GIVEN RECORDS:
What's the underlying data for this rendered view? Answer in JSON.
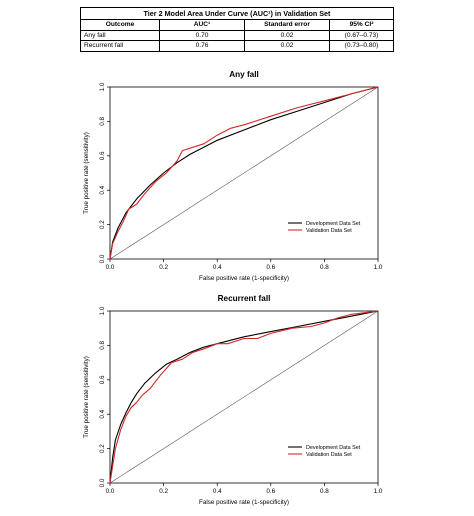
{
  "table": {
    "caption": "Tier 2 Model Area Under Curve (AUC¹) in Validation Set",
    "headers": [
      "Outcome",
      "AUC¹",
      "Standard error",
      "95% CI²"
    ],
    "rows": [
      [
        "Any fall",
        "0.70",
        "0.02",
        "(0.67–0.73)"
      ],
      [
        "Recurrent fall",
        "0.76",
        "0.02",
        "(0.73–0.80)"
      ]
    ]
  },
  "chart_data": [
    {
      "type": "line",
      "title": "Any fall",
      "xlabel": "False positive rate (1-specificity)",
      "ylabel": "True positive rate (sensitivity)",
      "xlim": [
        0,
        1
      ],
      "ylim": [
        0,
        1
      ],
      "xticks": [
        "0.0",
        "0.2",
        "0.4",
        "0.6",
        "0.8",
        "1.0"
      ],
      "yticks": [
        "0.0",
        "0.2",
        "0.4",
        "0.6",
        "0.8",
        "1.0"
      ],
      "legend": {
        "placement": "bottom-right"
      },
      "reference_line": [
        [
          0,
          0
        ],
        [
          1,
          1
        ]
      ],
      "series": [
        {
          "name": "Development Data Set",
          "color": "#000000",
          "x": [
            0,
            0.01,
            0.03,
            0.06,
            0.1,
            0.15,
            0.2,
            0.25,
            0.3,
            0.35,
            0.4,
            0.5,
            0.6,
            0.7,
            0.8,
            0.9,
            1.0
          ],
          "y": [
            0,
            0.1,
            0.18,
            0.27,
            0.35,
            0.43,
            0.5,
            0.56,
            0.61,
            0.65,
            0.69,
            0.75,
            0.81,
            0.86,
            0.91,
            0.96,
            1.0
          ]
        },
        {
          "name": "Validation Data Set",
          "color": "#d62728",
          "x": [
            0,
            0.01,
            0.03,
            0.05,
            0.07,
            0.1,
            0.13,
            0.17,
            0.21,
            0.25,
            0.27,
            0.31,
            0.35,
            0.4,
            0.45,
            0.5,
            0.6,
            0.7,
            0.8,
            0.9,
            1.0
          ],
          "y": [
            0,
            0.09,
            0.16,
            0.22,
            0.29,
            0.32,
            0.38,
            0.45,
            0.5,
            0.57,
            0.63,
            0.65,
            0.67,
            0.72,
            0.76,
            0.78,
            0.83,
            0.88,
            0.92,
            0.96,
            1.0
          ]
        }
      ]
    },
    {
      "type": "line",
      "title": "Recurrent fall",
      "xlabel": "False positive rate (1-specificity)",
      "ylabel": "True positive rate (sensitivity)",
      "xlim": [
        0,
        1
      ],
      "ylim": [
        0,
        1
      ],
      "xticks": [
        "0.0",
        "0.2",
        "0.4",
        "0.6",
        "0.8",
        "1.0"
      ],
      "yticks": [
        "0.0",
        "0.2",
        "0.4",
        "0.6",
        "0.8",
        "1.0"
      ],
      "legend": {
        "placement": "bottom-right"
      },
      "reference_line": [
        [
          0,
          0
        ],
        [
          1,
          1
        ]
      ],
      "series": [
        {
          "name": "Development Data Set",
          "color": "#000000",
          "x": [
            0,
            0.01,
            0.02,
            0.04,
            0.06,
            0.08,
            0.1,
            0.13,
            0.17,
            0.21,
            0.25,
            0.3,
            0.35,
            0.4,
            0.5,
            0.6,
            0.7,
            0.8,
            0.9,
            1.0
          ],
          "y": [
            0,
            0.15,
            0.25,
            0.34,
            0.41,
            0.47,
            0.52,
            0.58,
            0.64,
            0.69,
            0.72,
            0.76,
            0.79,
            0.81,
            0.85,
            0.88,
            0.91,
            0.94,
            0.97,
            1.0
          ]
        },
        {
          "name": "Validation Data Set",
          "color": "#d62728",
          "x": [
            0,
            0.01,
            0.02,
            0.04,
            0.06,
            0.08,
            0.1,
            0.12,
            0.15,
            0.19,
            0.23,
            0.27,
            0.31,
            0.35,
            0.4,
            0.44,
            0.5,
            0.55,
            0.6,
            0.68,
            0.75,
            0.8,
            0.85,
            0.9,
            0.95,
            1.0
          ],
          "y": [
            0,
            0.1,
            0.2,
            0.31,
            0.39,
            0.44,
            0.47,
            0.51,
            0.55,
            0.63,
            0.7,
            0.72,
            0.76,
            0.78,
            0.81,
            0.81,
            0.84,
            0.84,
            0.87,
            0.9,
            0.91,
            0.93,
            0.96,
            0.98,
            0.99,
            1.0
          ]
        }
      ]
    }
  ]
}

THE EXERCISE: Print the listing above in full, exactly as written. Omit any pictures.

THE RESPONSE:
What's the underlying data for this rendered view? Answer in JSON.
{
  "table": {
    "caption": "Tier 2 Model Area Under Curve (AUC¹) in Validation Set",
    "headers": [
      "Outcome",
      "AUC¹",
      "Standard error",
      "95% CI²"
    ],
    "rows": [
      [
        "Any fall",
        "0.70",
        "0.02",
        "(0.67–0.73)"
      ],
      [
        "Recurrent fall",
        "0.76",
        "0.02",
        "(0.73–0.80)"
      ]
    ]
  },
  "chart_data": [
    {
      "type": "line",
      "title": "Any fall",
      "xlabel": "False positive rate (1-specificity)",
      "ylabel": "True positive rate (sensitivity)",
      "xlim": [
        0,
        1
      ],
      "ylim": [
        0,
        1
      ],
      "xticks": [
        "0.0",
        "0.2",
        "0.4",
        "0.6",
        "0.8",
        "1.0"
      ],
      "yticks": [
        "0.0",
        "0.2",
        "0.4",
        "0.6",
        "0.8",
        "1.0"
      ],
      "legend": {
        "placement": "bottom-right"
      },
      "reference_line": [
        [
          0,
          0
        ],
        [
          1,
          1
        ]
      ],
      "series": [
        {
          "name": "Development Data Set",
          "color": "#000000",
          "x": [
            0,
            0.01,
            0.03,
            0.06,
            0.1,
            0.15,
            0.2,
            0.25,
            0.3,
            0.35,
            0.4,
            0.5,
            0.6,
            0.7,
            0.8,
            0.9,
            1.0
          ],
          "y": [
            0,
            0.1,
            0.18,
            0.27,
            0.35,
            0.43,
            0.5,
            0.56,
            0.61,
            0.65,
            0.69,
            0.75,
            0.81,
            0.86,
            0.91,
            0.96,
            1.0
          ]
        },
        {
          "name": "Validation Data Set",
          "color": "#d62728",
          "x": [
            0,
            0.01,
            0.03,
            0.05,
            0.07,
            0.1,
            0.13,
            0.17,
            0.21,
            0.25,
            0.27,
            0.31,
            0.35,
            0.4,
            0.45,
            0.5,
            0.6,
            0.7,
            0.8,
            0.9,
            1.0
          ],
          "y": [
            0,
            0.09,
            0.16,
            0.22,
            0.29,
            0.32,
            0.38,
            0.45,
            0.5,
            0.57,
            0.63,
            0.65,
            0.67,
            0.72,
            0.76,
            0.78,
            0.83,
            0.88,
            0.92,
            0.96,
            1.0
          ]
        }
      ]
    },
    {
      "type": "line",
      "title": "Recurrent fall",
      "xlabel": "False positive rate (1-specificity)",
      "ylabel": "True positive rate (sensitivity)",
      "xlim": [
        0,
        1
      ],
      "ylim": [
        0,
        1
      ],
      "xticks": [
        "0.0",
        "0.2",
        "0.4",
        "0.6",
        "0.8",
        "1.0"
      ],
      "yticks": [
        "0.0",
        "0.2",
        "0.4",
        "0.6",
        "0.8",
        "1.0"
      ],
      "legend": {
        "placement": "bottom-right"
      },
      "reference_line": [
        [
          0,
          0
        ],
        [
          1,
          1
        ]
      ],
      "series": [
        {
          "name": "Development Data Set",
          "color": "#000000",
          "x": [
            0,
            0.01,
            0.02,
            0.04,
            0.06,
            0.08,
            0.1,
            0.13,
            0.17,
            0.21,
            0.25,
            0.3,
            0.35,
            0.4,
            0.5,
            0.6,
            0.7,
            0.8,
            0.9,
            1.0
          ],
          "y": [
            0,
            0.15,
            0.25,
            0.34,
            0.41,
            0.47,
            0.52,
            0.58,
            0.64,
            0.69,
            0.72,
            0.76,
            0.79,
            0.81,
            0.85,
            0.88,
            0.91,
            0.94,
            0.97,
            1.0
          ]
        },
        {
          "name": "Validation Data Set",
          "color": "#d62728",
          "x": [
            0,
            0.01,
            0.02,
            0.04,
            0.06,
            0.08,
            0.1,
            0.12,
            0.15,
            0.19,
            0.23,
            0.27,
            0.31,
            0.35,
            0.4,
            0.44,
            0.5,
            0.55,
            0.6,
            0.68,
            0.75,
            0.8,
            0.85,
            0.9,
            0.95,
            1.0
          ],
          "y": [
            0,
            0.1,
            0.2,
            0.31,
            0.39,
            0.44,
            0.47,
            0.51,
            0.55,
            0.63,
            0.7,
            0.72,
            0.76,
            0.78,
            0.81,
            0.81,
            0.84,
            0.84,
            0.87,
            0.9,
            0.91,
            0.93,
            0.96,
            0.98,
            0.99,
            1.0
          ]
        }
      ]
    }
  ]
}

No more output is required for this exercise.